:: Provided entries

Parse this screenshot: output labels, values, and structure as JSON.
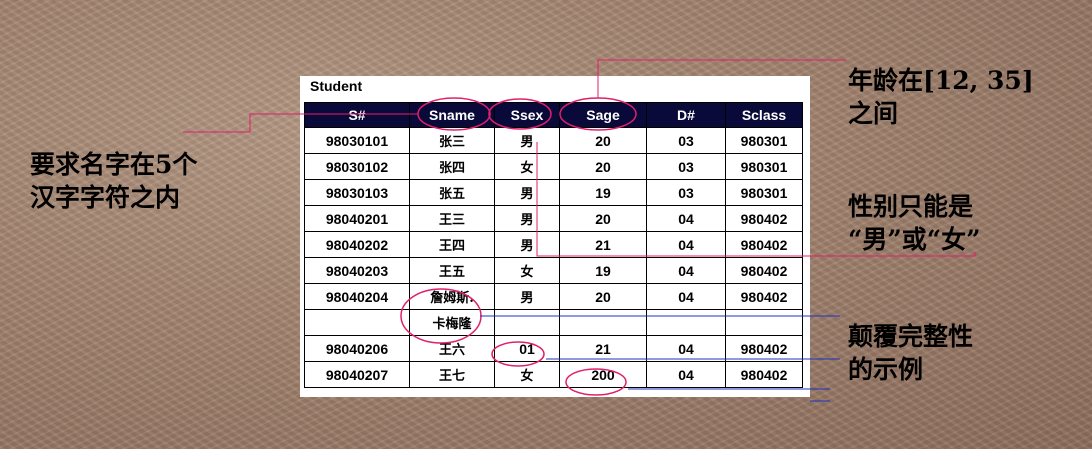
{
  "table": {
    "title": "Student",
    "headers": [
      "S#",
      "Sname",
      "Ssex",
      "Sage",
      "D#",
      "Sclass"
    ],
    "rows": [
      [
        "98030101",
        "张三",
        "男",
        "20",
        "03",
        "980301"
      ],
      [
        "98030102",
        "张四",
        "女",
        "20",
        "03",
        "980301"
      ],
      [
        "98030103",
        "张五",
        "男",
        "19",
        "03",
        "980301"
      ],
      [
        "98040201",
        "王三",
        "男",
        "20",
        "04",
        "980402"
      ],
      [
        "98040202",
        "王四",
        "男",
        "21",
        "04",
        "980402"
      ],
      [
        "98040203",
        "王五",
        "女",
        "19",
        "04",
        "980402"
      ],
      [
        "98040204",
        "詹姆斯.",
        "男",
        "20",
        "04",
        "980402"
      ],
      [
        "",
        "卡梅隆",
        "",
        "",
        "",
        ""
      ],
      [
        "98040206",
        "王六",
        "01",
        "21",
        "04",
        "980402"
      ],
      [
        "98040207",
        "王七",
        "女",
        "200",
        "04",
        "980402"
      ]
    ]
  },
  "annotations": {
    "name_rule": [
      "要求名字在5个",
      "汉字字符之内"
    ],
    "age_rule": [
      "年龄在[12, 35]",
      "之间"
    ],
    "sex_rule": [
      "性别只能是",
      "“男”或“女”"
    ],
    "violation_note": [
      "颠覆完整性",
      "的示例"
    ]
  },
  "colors": {
    "header_bg": "#0a0a3a",
    "highlight_circle": "#e0206a",
    "connector_line": "#2030c0"
  }
}
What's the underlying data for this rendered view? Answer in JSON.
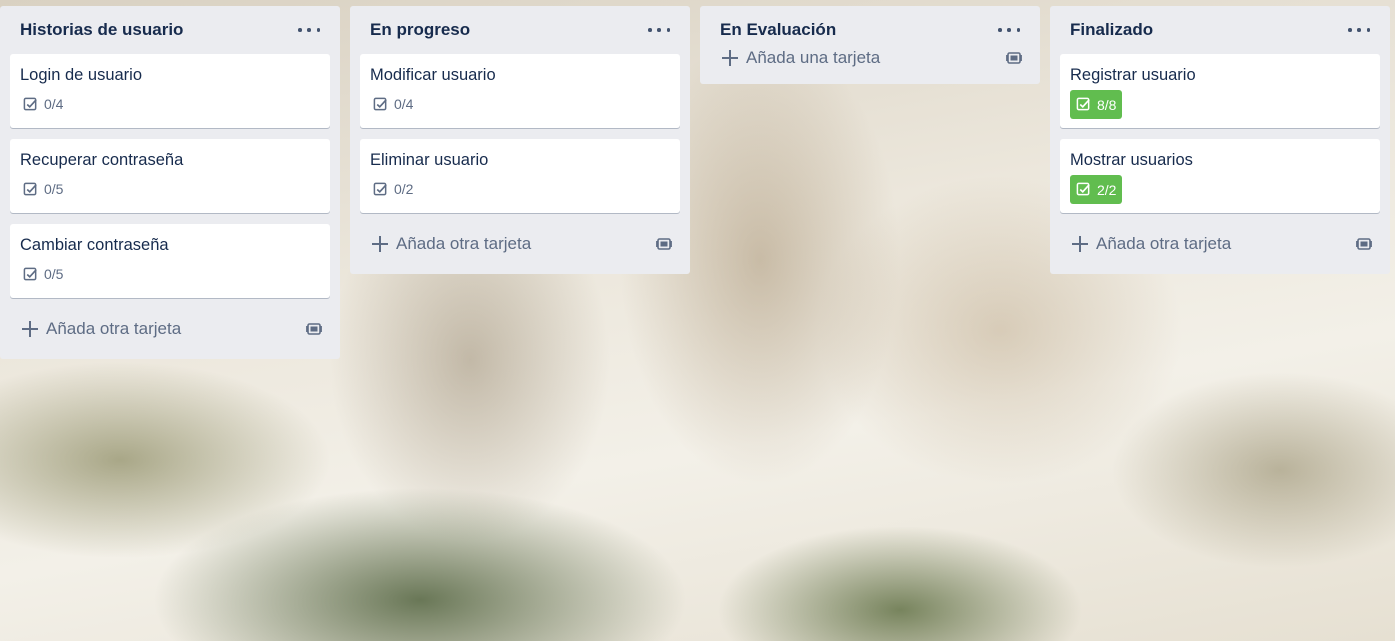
{
  "board": {
    "lists": [
      {
        "title": "Historias de usuario",
        "cards": [
          {
            "title": "Login de usuario",
            "checklist": "0/4",
            "complete": false
          },
          {
            "title": "Recuperar contraseña",
            "checklist": "0/5",
            "complete": false
          },
          {
            "title": "Cambiar contraseña",
            "checklist": "0/5",
            "complete": false
          }
        ],
        "add_label": "Añada otra tarjeta"
      },
      {
        "title": "En progreso",
        "cards": [
          {
            "title": "Modificar usuario",
            "checklist": "0/4",
            "complete": false
          },
          {
            "title": "Eliminar usuario",
            "checklist": "0/2",
            "complete": false
          }
        ],
        "add_label": "Añada otra tarjeta"
      },
      {
        "title": "En Evaluación",
        "cards": [],
        "add_label": "Añada una tarjeta"
      },
      {
        "title": "Finalizado",
        "cards": [
          {
            "title": "Registrar usuario",
            "checklist": "8/8",
            "complete": true
          },
          {
            "title": "Mostrar usuarios",
            "checklist": "2/2",
            "complete": true
          }
        ],
        "add_label": "Añada otra tarjeta"
      }
    ]
  },
  "colors": {
    "list_bg": "#ebecf0",
    "card_bg": "#ffffff",
    "text": "#172b4d",
    "muted": "#5e6c84",
    "complete_badge": "#61bd4f"
  },
  "icons": {
    "list_menu": "ellipsis-icon",
    "checklist": "checkbox-icon",
    "add": "plus-icon",
    "template": "card-template-icon"
  }
}
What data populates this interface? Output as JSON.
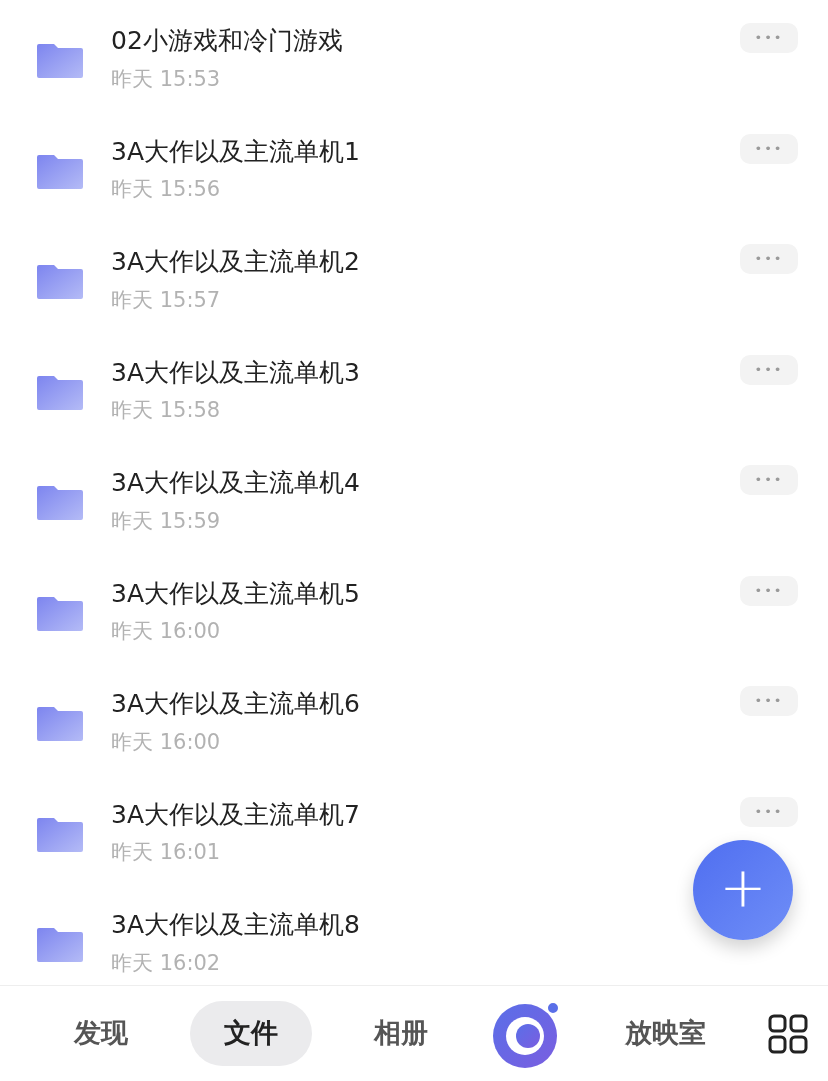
{
  "files": [
    {
      "name": "02小游戏和冷门游戏",
      "date": "昨天 15:53",
      "more_button": true
    },
    {
      "name": "3A大作以及主流单机1",
      "date": "昨天 15:56",
      "more_button": true
    },
    {
      "name": "3A大作以及主流单机2",
      "date": "昨天 15:57",
      "more_button": true
    },
    {
      "name": "3A大作以及主流单机3",
      "date": "昨天 15:58",
      "more_button": true
    },
    {
      "name": "3A大作以及主流单机4",
      "date": "昨天 15:59",
      "more_button": true
    },
    {
      "name": "3A大作以及主流单机5",
      "date": "昨天 16:00",
      "more_button": true
    },
    {
      "name": "3A大作以及主流单机6",
      "date": "昨天 16:00",
      "more_button": true
    },
    {
      "name": "3A大作以及主流单机7",
      "date": "昨天 16:01",
      "more_button": true
    },
    {
      "name": "3A大作以及主流单机8",
      "date": "昨天 16:02",
      "more_button": false
    }
  ],
  "more_label": "•••",
  "fab": "+",
  "bottom_nav": [
    {
      "kind": "tab",
      "label": "发现",
      "selected": false
    },
    {
      "kind": "tab",
      "label": "文件",
      "selected": true
    },
    {
      "kind": "tab",
      "label": "相册",
      "selected": false
    },
    {
      "kind": "logo"
    },
    {
      "kind": "tab",
      "label": "放映室",
      "selected": false
    },
    {
      "kind": "grid"
    }
  ]
}
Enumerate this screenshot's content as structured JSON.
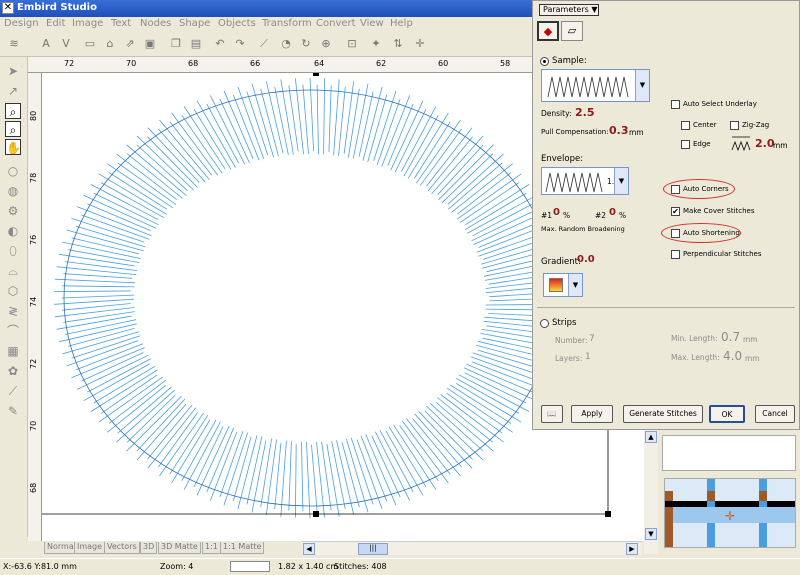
{
  "window": {
    "title": "Embird Studio"
  },
  "menu": [
    "Design",
    "Edit",
    "Image",
    "Text",
    "Nodes",
    "Shape",
    "Objects",
    "Transform",
    "Convert",
    "View",
    "Help"
  ],
  "rulers": {
    "top": [
      "72",
      "70",
      "68",
      "66",
      "64",
      "62",
      "60",
      "58"
    ],
    "left": [
      "80",
      "78",
      "76",
      "74",
      "72",
      "70",
      "68"
    ]
  },
  "bottom_tabs": [
    "Normal",
    "Image",
    "Vectors",
    "3D",
    "3D Matte",
    "1:1",
    "1:1 Matte"
  ],
  "status": {
    "coords": "X:-63.6  Y:81.0 mm",
    "zoom": "Zoom: 4",
    "size": "1.82 x 1.40 cm",
    "stitches": "Stitches: 408"
  },
  "panel": {
    "parameters_label": "Parameters",
    "sample_label": "Sample:",
    "density_label": "Density:",
    "density_value": "2.5",
    "pull_comp_label": "Pull Compensation:",
    "pull_comp_value": "0.3",
    "pull_comp_unit": "mm",
    "envelope_label": "Envelope:",
    "envelope_value": "1.",
    "broadening_1": "#1",
    "broadening_1_value": "0",
    "broadening_2": "#2",
    "broadening_2_value": "0",
    "percent": "%",
    "broadening_label": "Max. Random Broadening",
    "gradient_label": "Gradient:",
    "gradient_value": "0.0",
    "auto_select_underlay": "Auto Select Underlay",
    "center": "Center",
    "zigzag": "Zig-Zag",
    "edge": "Edge",
    "underlay_value": "2.0",
    "underlay_unit": "mm",
    "auto_corners": "Auto Corners",
    "make_cover_stitches": "Make Cover Stitches",
    "auto_shortening": "Auto Shortening",
    "perpendicular_stitches": "Perpendicular Stitches",
    "strips_label": "Strips",
    "number_label": "Number:",
    "number_value": "7",
    "layers_label": "Layers:",
    "layers_value": "1",
    "min_length_label": "Min. Length:",
    "min_length_value": "0.7",
    "max_length_label": "Max. Length:",
    "max_length_value": "4.0",
    "length_unit": "mm",
    "apply": "Apply",
    "generate_stitches": "Generate Stitches",
    "ok": "OK",
    "cancel": "Cancel"
  },
  "colors": {
    "stitch": "#4a9ee0",
    "value_red": "#8b1a1a",
    "annotation": "#d23030"
  }
}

::::

Objective: Quote each record exactly as it stands, minus the pictures.

Finished exercise:
Parse this screenshot: output labels, values, and structure as JSON.
{
  "table": {
    "title": "Student",
    "headers": [
      "S#",
      "Sname",
      "Ssex",
      "Sage",
      "D#",
      "Sclass"
    ],
    "rows": [
      [
        "98030101",
        "张三",
        "男",
        "20",
        "03",
        "980301"
      ],
      [
        "98030102",
        "张四",
        "女",
        "20",
        "03",
        "980301"
      ],
      [
        "98030103",
        "张五",
        "男",
        "19",
        "03",
        "980301"
      ],
      [
        "98040201",
        "王三",
        "男",
        "20",
        "04",
        "980402"
      ],
      [
        "98040202",
        "王四",
        "男",
        "21",
        "04",
        "980402"
      ],
      [
        "98040203",
        "王五",
        "女",
        "19",
        "04",
        "980402"
      ],
      [
        "98040204",
        "詹姆斯.",
        "男",
        "20",
        "04",
        "980402"
      ],
      [
        "",
        "卡梅隆",
        "",
        "",
        "",
        ""
      ],
      [
        "98040206",
        "王六",
        "01",
        "21",
        "04",
        "980402"
      ],
      [
        "98040207",
        "王七",
        "女",
        "200",
        "04",
        "980402"
      ]
    ]
  },
  "annotations": {
    "name_rule": [
      "要求名字在5个",
      "汉字字符之内"
    ],
    "age_rule": [
      "年龄在[12, 35]",
      "之间"
    ],
    "sex_rule": [
      "性别只能是",
      "“男”或“女”"
    ],
    "violation_note": [
      "颠覆完整性",
      "的示例"
    ]
  },
  "colors": {
    "header_bg": "#0a0a3a",
    "highlight_circle": "#e0206a",
    "connector_line": "#2030c0"
  }
}
What's the underlying data for this rendered view? Answer in JSON.
{
  "board": {
    "lists": [
      {
        "title": "Historias de usuario",
        "cards": [
          {
            "title": "Login de usuario",
            "checklist": "0/4",
            "complete": false
          },
          {
            "title": "Recuperar contraseña",
            "checklist": "0/5",
            "complete": false
          },
          {
            "title": "Cambiar contraseña",
            "checklist": "0/5",
            "complete": false
          }
        ],
        "add_label": "Añada otra tarjeta"
      },
      {
        "title": "En progreso",
        "cards": [
          {
            "title": "Modificar usuario",
            "checklist": "0/4",
            "complete": false
          },
          {
            "title": "Eliminar usuario",
            "checklist": "0/2",
            "complete": false
          }
        ],
        "add_label": "Añada otra tarjeta"
      },
      {
        "title": "En Evaluación",
        "cards": [],
        "add_label": "Añada una tarjeta"
      },
      {
        "title": "Finalizado",
        "cards": [
          {
            "title": "Registrar usuario",
            "checklist": "8/8",
            "complete": true
          },
          {
            "title": "Mostrar usuarios",
            "checklist": "2/2",
            "complete": true
          }
        ],
        "add_label": "Añada otra tarjeta"
      }
    ]
  },
  "colors": {
    "list_bg": "#ebecf0",
    "card_bg": "#ffffff",
    "text": "#172b4d",
    "muted": "#5e6c84",
    "complete_badge": "#61bd4f"
  },
  "icons": {
    "list_menu": "ellipsis-icon",
    "checklist": "checkbox-icon",
    "add": "plus-icon",
    "template": "card-template-icon"
  }
}
What data populates this interface? Output as JSON.
{
  "files": [
    {
      "name": "02小游戏和冷门游戏",
      "date": "昨天 15:53",
      "more_button": true
    },
    {
      "name": "3A大作以及主流单机1",
      "date": "昨天 15:56",
      "more_button": true
    },
    {
      "name": "3A大作以及主流单机2",
      "date": "昨天 15:57",
      "more_button": true
    },
    {
      "name": "3A大作以及主流单机3",
      "date": "昨天 15:58",
      "more_button": true
    },
    {
      "name": "3A大作以及主流单机4",
      "date": "昨天 15:59",
      "more_button": true
    },
    {
      "name": "3A大作以及主流单机5",
      "date": "昨天 16:00",
      "more_button": true
    },
    {
      "name": "3A大作以及主流单机6",
      "date": "昨天 16:00",
      "more_button": true
    },
    {
      "name": "3A大作以及主流单机7",
      "date": "昨天 16:01",
      "more_button": true
    },
    {
      "name": "3A大作以及主流单机8",
      "date": "昨天 16:02",
      "more_button": false
    }
  ],
  "more_label": "•••",
  "fab": "+",
  "bottom_nav": [
    {
      "kind": "tab",
      "label": "发现",
      "selected": false
    },
    {
      "kind": "tab",
      "label": "文件",
      "selected": true
    },
    {
      "kind": "tab",
      "label": "相册",
      "selected": false
    },
    {
      "kind": "logo"
    },
    {
      "kind": "tab",
      "label": "放映室",
      "selected": false
    },
    {
      "kind": "grid"
    }
  ]
}
Enumerate this screenshot's content as structured JSON.
{
  "window": {
    "title": "Embird Studio"
  },
  "menu": [
    "Design",
    "Edit",
    "Image",
    "Text",
    "Nodes",
    "Shape",
    "Objects",
    "Transform",
    "Convert",
    "View",
    "Help"
  ],
  "rulers": {
    "top": [
      "72",
      "70",
      "68",
      "66",
      "64",
      "62",
      "60",
      "58"
    ],
    "left": [
      "80",
      "78",
      "76",
      "74",
      "72",
      "70",
      "68"
    ]
  },
  "bottom_tabs": [
    "Normal",
    "Image",
    "Vectors",
    "3D",
    "3D Matte",
    "1:1",
    "1:1 Matte"
  ],
  "status": {
    "coords": "X:-63.6  Y:81.0 mm",
    "zoom": "Zoom: 4",
    "size": "1.82 x 1.40 cm",
    "stitches": "Stitches: 408"
  },
  "panel": {
    "parameters_label": "Parameters",
    "sample_label": "Sample:",
    "density_label": "Density:",
    "density_value": "2.5",
    "pull_comp_label": "Pull Compensation:",
    "pull_comp_value": "0.3",
    "pull_comp_unit": "mm",
    "envelope_label": "Envelope:",
    "envelope_value": "1.",
    "broadening_1": "#1",
    "broadening_1_value": "0",
    "broadening_2": "#2",
    "broadening_2_value": "0",
    "percent": "%",
    "broadening_label": "Max. Random Broadening",
    "gradient_label": "Gradient:",
    "gradient_value": "0.0",
    "auto_select_underlay": "Auto Select Underlay",
    "center": "Center",
    "zigzag": "Zig-Zag",
    "edge": "Edge",
    "underlay_value": "2.0",
    "underlay_unit": "mm",
    "auto_corners": "Auto Corners",
    "make_cover_stitches": "Make Cover Stitches",
    "auto_shortening": "Auto Shortening",
    "perpendicular_stitches": "Perpendicular Stitches",
    "strips_label": "Strips",
    "number_label": "Number:",
    "number_value": "7",
    "layers_label": "Layers:",
    "layers_value": "1",
    "min_length_label": "Min. Length:",
    "min_length_value": "0.7",
    "max_length_label": "Max. Length:",
    "max_length_value": "4.0",
    "length_unit": "mm",
    "apply": "Apply",
    "generate_stitches": "Generate Stitches",
    "ok": "OK",
    "cancel": "Cancel"
  },
  "colors": {
    "stitch": "#4a9ee0",
    "value_red": "#8b1a1a",
    "annotation": "#d23030"
  }
}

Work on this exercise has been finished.